Written task >> Return the listing below unchanged, minus its pictures.

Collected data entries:
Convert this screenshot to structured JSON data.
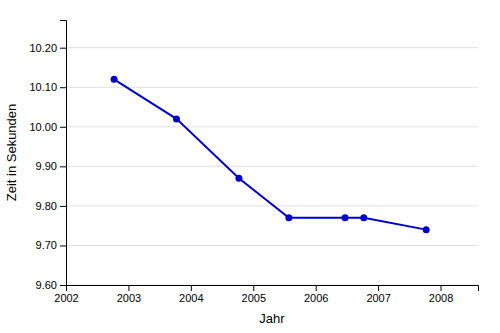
{
  "chart_data": {
    "type": "line",
    "xlabel": "Jahr",
    "ylabel": "Zeit in Sekunden",
    "x": [
      2002.77,
      2003.77,
      2004.77,
      2005.57,
      2006.47,
      2006.77,
      2007.77
    ],
    "values": [
      10.12,
      10.02,
      9.87,
      9.77,
      9.77,
      9.77,
      9.74
    ],
    "color": "#0000cc",
    "marker": "circle",
    "xlim": [
      2002,
      2008.6
    ],
    "ylim": [
      9.6,
      10.27
    ],
    "xticks": [
      2002,
      2003,
      2004,
      2005,
      2006,
      2007,
      2008
    ],
    "yticks": [
      {
        "value": 9.6,
        "label": "9.60"
      },
      {
        "value": 9.7,
        "label": "9.70"
      },
      {
        "value": 9.8,
        "label": "9.80"
      },
      {
        "value": 9.9,
        "label": "9.90"
      },
      {
        "value": 10.0,
        "label": "10.00"
      },
      {
        "value": 10.1,
        "label": "10.10"
      },
      {
        "value": 10.2,
        "label": "10.20"
      }
    ],
    "grid": true
  }
}
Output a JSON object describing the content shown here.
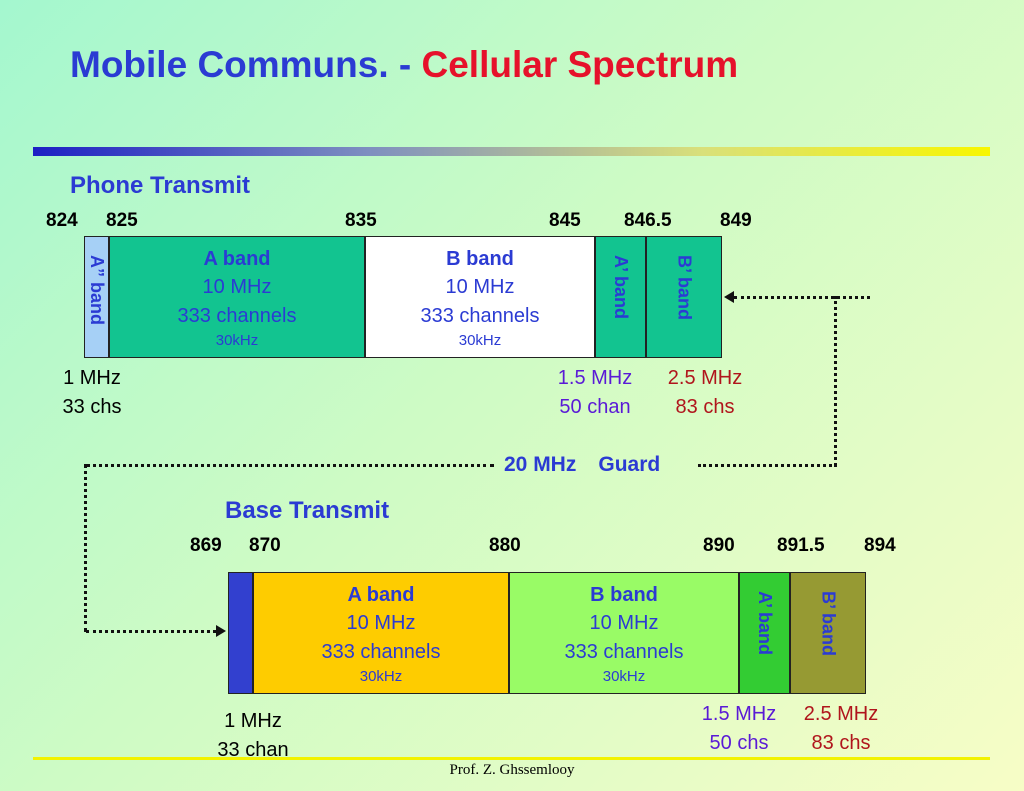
{
  "title": {
    "main": "Mobile Communs. - ",
    "highlight": "Cellular Spectrum"
  },
  "phone": {
    "heading": "Phone Transmit",
    "ticks": [
      "824",
      "825",
      "835",
      "845",
      "846.5",
      "849"
    ],
    "a_dd": "A” band",
    "a": {
      "name": "A band",
      "bw": "10 MHz",
      "ch": "333 channels",
      "sp": "30kHz"
    },
    "b": {
      "name": "B band",
      "bw": "10 MHz",
      "ch": "333 channels",
      "sp": "30kHz"
    },
    "a_prime": "A’ band",
    "b_prime": "B’ band",
    "left_note": [
      "1 MHz",
      "33 chs"
    ],
    "ap_note": [
      "1.5 MHz",
      "50 chan"
    ],
    "bp_note": [
      "2.5 MHz",
      "83 chs"
    ],
    "colors": {
      "a_dd": "#a6d0f6",
      "a": "#12c490",
      "b": "#ffffff",
      "a_prime": "#12c490",
      "b_prime": "#12c490"
    }
  },
  "guard": {
    "value": "20 MHz",
    "label": "Guard"
  },
  "base": {
    "heading": "Base Transmit",
    "ticks": [
      "869",
      "870",
      "880",
      "890",
      "891.5",
      "894"
    ],
    "a": {
      "name": "A band",
      "bw": "10 MHz",
      "ch": "333 channels",
      "sp": "30kHz"
    },
    "b": {
      "name": "B band",
      "bw": "10 MHz",
      "ch": "333 channels",
      "sp": "30kHz"
    },
    "a_prime": "A’ band",
    "b_prime": "B’ band",
    "left_note": [
      "1 MHz",
      "33 chan"
    ],
    "ap_note": [
      "1.5 MHz",
      "50 chs"
    ],
    "bp_note": [
      "2.5 MHz",
      "83 chs"
    ],
    "colors": {
      "a_dd": "#3240cf",
      "a": "#fecc00",
      "b": "#99fb66",
      "a_prime": "#33cc33",
      "b_prime": "#969a33"
    }
  },
  "footer": "Prof. Z. Ghssemlooy"
}
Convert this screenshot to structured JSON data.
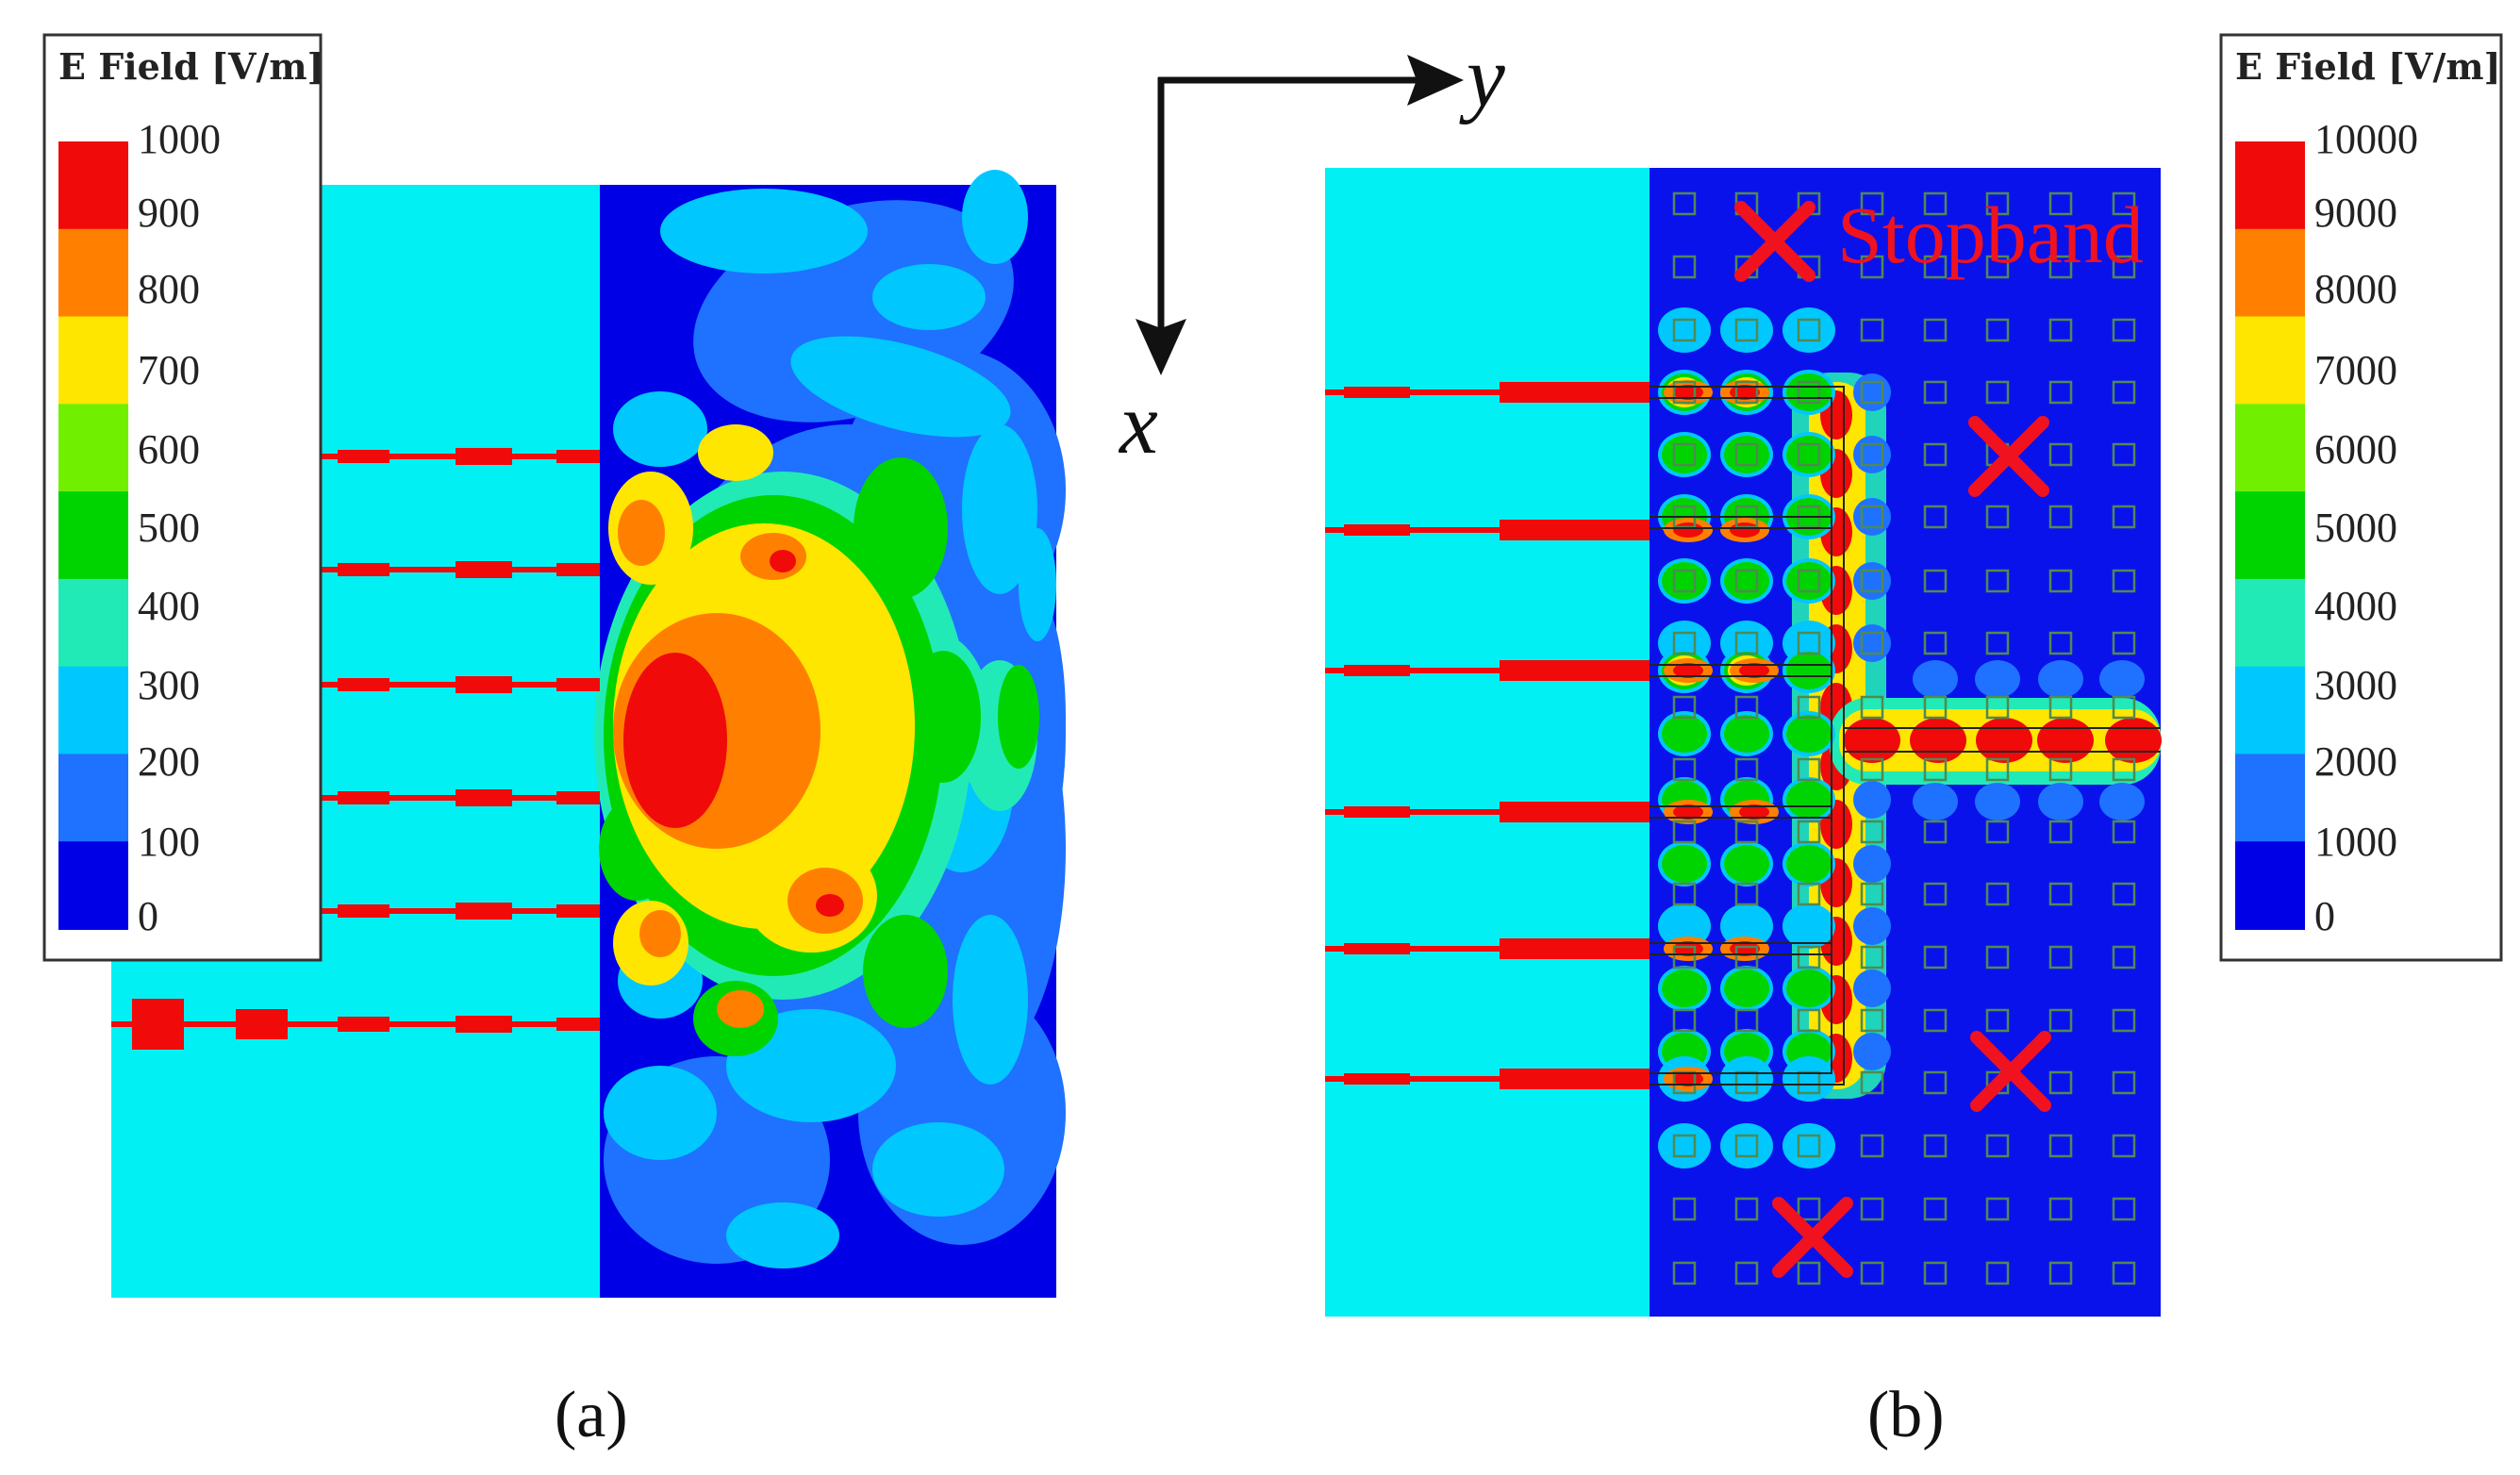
{
  "colors": {
    "substrate": "#00f0f4",
    "lattice_bg": "#0a12ec",
    "feed": "#f00a0a",
    "cross": "#f0121e",
    "cell_outline": "#4f8a52",
    "scale": [
      "#0000e6",
      "#1e72ff",
      "#00c8ff",
      "#22eab6",
      "#00d400",
      "#70f000",
      "#ffe600",
      "#ff8000",
      "#f00a0a"
    ]
  },
  "axes": {
    "x_label": "x",
    "y_label": "y"
  },
  "panel_a": {
    "caption": "(a)",
    "legend": {
      "title": "E Field [V/m]",
      "ticks": [
        "1000",
        "900",
        "800",
        "700",
        "600",
        "500",
        "400",
        "300",
        "200",
        "100",
        "0"
      ]
    }
  },
  "panel_b": {
    "caption": "(b)",
    "annotation": "Stopband",
    "legend": {
      "title": "E Field [V/m]",
      "ticks": [
        "10000",
        "9000",
        "8000",
        "7000",
        "6000",
        "5000",
        "4000",
        "3000",
        "2000",
        "1000",
        "0"
      ]
    }
  }
}
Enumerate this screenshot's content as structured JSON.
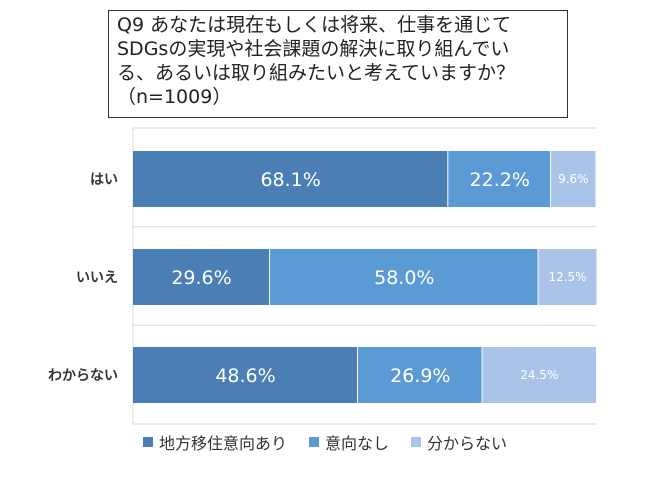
{
  "title": "Q9 あなたは現在もしくは将来、仕事を通じて\nSDGsの実現や社会課題の解決に取り組んでい\nる、あるいは取り組みたいと考えていますか？\n（n=1009）",
  "chart_data": {
    "type": "bar",
    "orientation": "horizontal",
    "stacked": true,
    "categories": [
      "はい",
      "いいえ",
      "わからない"
    ],
    "series": [
      {
        "name": "地方移住意向あり",
        "color": "#4a7eb5",
        "values": [
          68.1,
          29.6,
          48.6
        ],
        "labels": [
          "68.1%",
          "29.6%",
          "48.6%"
        ]
      },
      {
        "name": "意向なし",
        "color": "#5b9bd5",
        "values": [
          22.2,
          58.0,
          26.9
        ],
        "labels": [
          "22.2%",
          "58.0%",
          "26.9%"
        ]
      },
      {
        "name": "分からない",
        "color": "#a9c4e8",
        "values": [
          9.6,
          12.5,
          24.5
        ],
        "labels": [
          "9.6%",
          "12.5%",
          "24.5%"
        ]
      }
    ],
    "xlim": [
      0,
      100
    ],
    "grid": true,
    "legend": "bottom"
  }
}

Final answer >>
Convert this screenshot to structured JSON data.
{
  "chart_data": {
    "type": "line",
    "xlabel": "Jahr",
    "ylabel": "Zeit in Sekunden",
    "x": [
      2002.77,
      2003.77,
      2004.77,
      2005.57,
      2006.47,
      2006.77,
      2007.77
    ],
    "values": [
      10.12,
      10.02,
      9.87,
      9.77,
      9.77,
      9.77,
      9.74
    ],
    "color": "#0000cc",
    "marker": "circle",
    "xlim": [
      2002,
      2008.6
    ],
    "ylim": [
      9.6,
      10.27
    ],
    "xticks": [
      2002,
      2003,
      2004,
      2005,
      2006,
      2007,
      2008
    ],
    "yticks": [
      {
        "value": 9.6,
        "label": "9.60"
      },
      {
        "value": 9.7,
        "label": "9.70"
      },
      {
        "value": 9.8,
        "label": "9.80"
      },
      {
        "value": 9.9,
        "label": "9.90"
      },
      {
        "value": 10.0,
        "label": "10.00"
      },
      {
        "value": 10.1,
        "label": "10.10"
      },
      {
        "value": 10.2,
        "label": "10.20"
      }
    ],
    "grid": true
  }
}
Output a JSON object describing the content shown here.
{
  "title": {
    "main": "Mobile Communs. - ",
    "highlight": "Cellular Spectrum"
  },
  "phone": {
    "heading": "Phone Transmit",
    "ticks": [
      "824",
      "825",
      "835",
      "845",
      "846.5",
      "849"
    ],
    "a_dd": "A” band",
    "a": {
      "name": "A band",
      "bw": "10 MHz",
      "ch": "333 channels",
      "sp": "30kHz"
    },
    "b": {
      "name": "B band",
      "bw": "10 MHz",
      "ch": "333 channels",
      "sp": "30kHz"
    },
    "a_prime": "A’ band",
    "b_prime": "B’ band",
    "left_note": [
      "1 MHz",
      "33 chs"
    ],
    "ap_note": [
      "1.5 MHz",
      "50 chan"
    ],
    "bp_note": [
      "2.5 MHz",
      "83 chs"
    ],
    "colors": {
      "a_dd": "#a6d0f6",
      "a": "#12c490",
      "b": "#ffffff",
      "a_prime": "#12c490",
      "b_prime": "#12c490"
    }
  },
  "guard": {
    "value": "20 MHz",
    "label": "Guard"
  },
  "base": {
    "heading": "Base Transmit",
    "ticks": [
      "869",
      "870",
      "880",
      "890",
      "891.5",
      "894"
    ],
    "a": {
      "name": "A band",
      "bw": "10 MHz",
      "ch": "333 channels",
      "sp": "30kHz"
    },
    "b": {
      "name": "B band",
      "bw": "10 MHz",
      "ch": "333 channels",
      "sp": "30kHz"
    },
    "a_prime": "A’ band",
    "b_prime": "B’ band",
    "left_note": [
      "1 MHz",
      "33 chan"
    ],
    "ap_note": [
      "1.5 MHz",
      "50 chs"
    ],
    "bp_note": [
      "2.5 MHz",
      "83 chs"
    ],
    "colors": {
      "a_dd": "#3240cf",
      "a": "#fecc00",
      "b": "#99fb66",
      "a_prime": "#33cc33",
      "b_prime": "#969a33"
    }
  },
  "footer": "Prof. Z. Ghssemlooy"
}
Convert this screenshot to structured JSON data.
{
  "colors": {
    "substrate": "#00f0f4",
    "lattice_bg": "#0a12ec",
    "feed": "#f00a0a",
    "cross": "#f0121e",
    "cell_outline": "#4f8a52",
    "scale": [
      "#0000e6",
      "#1e72ff",
      "#00c8ff",
      "#22eab6",
      "#00d400",
      "#70f000",
      "#ffe600",
      "#ff8000",
      "#f00a0a"
    ]
  },
  "axes": {
    "x_label": "x",
    "y_label": "y"
  },
  "panel_a": {
    "caption": "(a)",
    "legend": {
      "title": "E Field [V/m]",
      "ticks": [
        "1000",
        "900",
        "800",
        "700",
        "600",
        "500",
        "400",
        "300",
        "200",
        "100",
        "0"
      ]
    }
  },
  "panel_b": {
    "caption": "(b)",
    "annotation": "Stopband",
    "legend": {
      "title": "E Field [V/m]",
      "ticks": [
        "10000",
        "9000",
        "8000",
        "7000",
        "6000",
        "5000",
        "4000",
        "3000",
        "2000",
        "1000",
        "0"
      ]
    }
  }
}
Enumerate this screenshot's content as structured JSON.
{
  "title": "Q9 あなたは現在もしくは将来、仕事を通じて\nSDGsの実現や社会課題の解決に取り組んでい\nる、あるいは取り組みたいと考えていますか？\n（n=1009）",
  "chart_data": {
    "type": "bar",
    "orientation": "horizontal",
    "stacked": true,
    "categories": [
      "はい",
      "いいえ",
      "わからない"
    ],
    "series": [
      {
        "name": "地方移住意向あり",
        "color": "#4a7eb5",
        "values": [
          68.1,
          29.6,
          48.6
        ],
        "labels": [
          "68.1%",
          "29.6%",
          "48.6%"
        ]
      },
      {
        "name": "意向なし",
        "color": "#5b9bd5",
        "values": [
          22.2,
          58.0,
          26.9
        ],
        "labels": [
          "22.2%",
          "58.0%",
          "26.9%"
        ]
      },
      {
        "name": "分からない",
        "color": "#a9c4e8",
        "values": [
          9.6,
          12.5,
          24.5
        ],
        "labels": [
          "9.6%",
          "12.5%",
          "24.5%"
        ]
      }
    ],
    "xlim": [
      0,
      100
    ],
    "grid": true,
    "legend": "bottom"
  }
}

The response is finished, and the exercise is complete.